==== Dataset rows
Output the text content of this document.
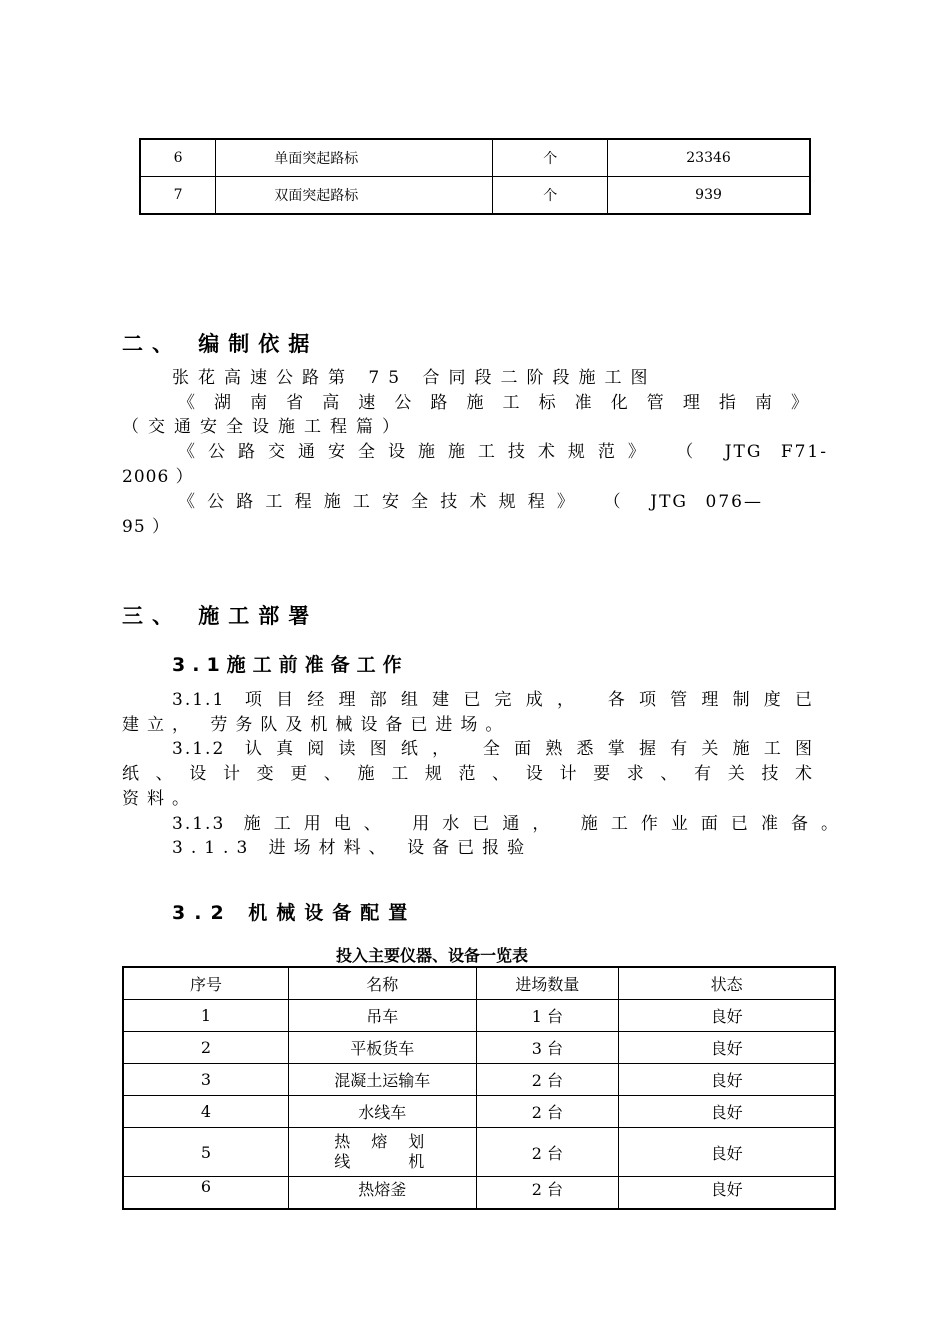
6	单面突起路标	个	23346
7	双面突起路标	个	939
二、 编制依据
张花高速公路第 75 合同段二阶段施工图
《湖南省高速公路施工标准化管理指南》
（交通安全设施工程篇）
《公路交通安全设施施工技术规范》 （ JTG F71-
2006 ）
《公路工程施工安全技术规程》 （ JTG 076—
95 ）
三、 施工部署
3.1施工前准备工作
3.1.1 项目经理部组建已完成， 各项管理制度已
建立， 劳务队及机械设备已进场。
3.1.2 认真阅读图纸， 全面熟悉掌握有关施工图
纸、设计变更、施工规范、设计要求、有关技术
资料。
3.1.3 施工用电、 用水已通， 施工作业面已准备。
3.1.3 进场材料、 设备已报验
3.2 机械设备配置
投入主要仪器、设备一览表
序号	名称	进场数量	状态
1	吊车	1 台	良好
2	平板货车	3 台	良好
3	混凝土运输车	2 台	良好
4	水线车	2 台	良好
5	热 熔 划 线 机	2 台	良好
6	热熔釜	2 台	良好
========
• **What you have to do**: Pictures appear in the records above. Output everything except them, exactly.

• **Complete answer**:
Output the text content of this document.
6	单面突起路标	个	23346
7	双面突起路标	个	939
二、 编制依据
张花高速公路第 75 合同段二阶段施工图
《湖南省高速公路施工标准化管理指南》
（交通安全设施工程篇）
《公路交通安全设施施工技术规范》 （ JTG F71-
2006 ）
《公路工程施工安全技术规程》 （ JTG 076—
95 ）
三、 施工部署
3.1施工前准备工作
3.1.1 项目经理部组建已完成， 各项管理制度已
建立， 劳务队及机械设备已进场。
3.1.2 认真阅读图纸， 全面熟悉掌握有关施工图
纸、设计变更、施工规范、设计要求、有关技术
资料。
3.1.3 施工用电、 用水已通， 施工作业面已准备。
3.1.3 进场材料、 设备已报验
3.2 机械设备配置
投入主要仪器、设备一览表
序号	名称	进场数量	状态
1	吊车	1 台	良好
2	平板货车	3 台	良好
3	混凝土运输车	2 台	良好
4	水线车	2 台	良好
5	热 熔 划 线 机	2 台	良好
6	热熔釜	2 台	良好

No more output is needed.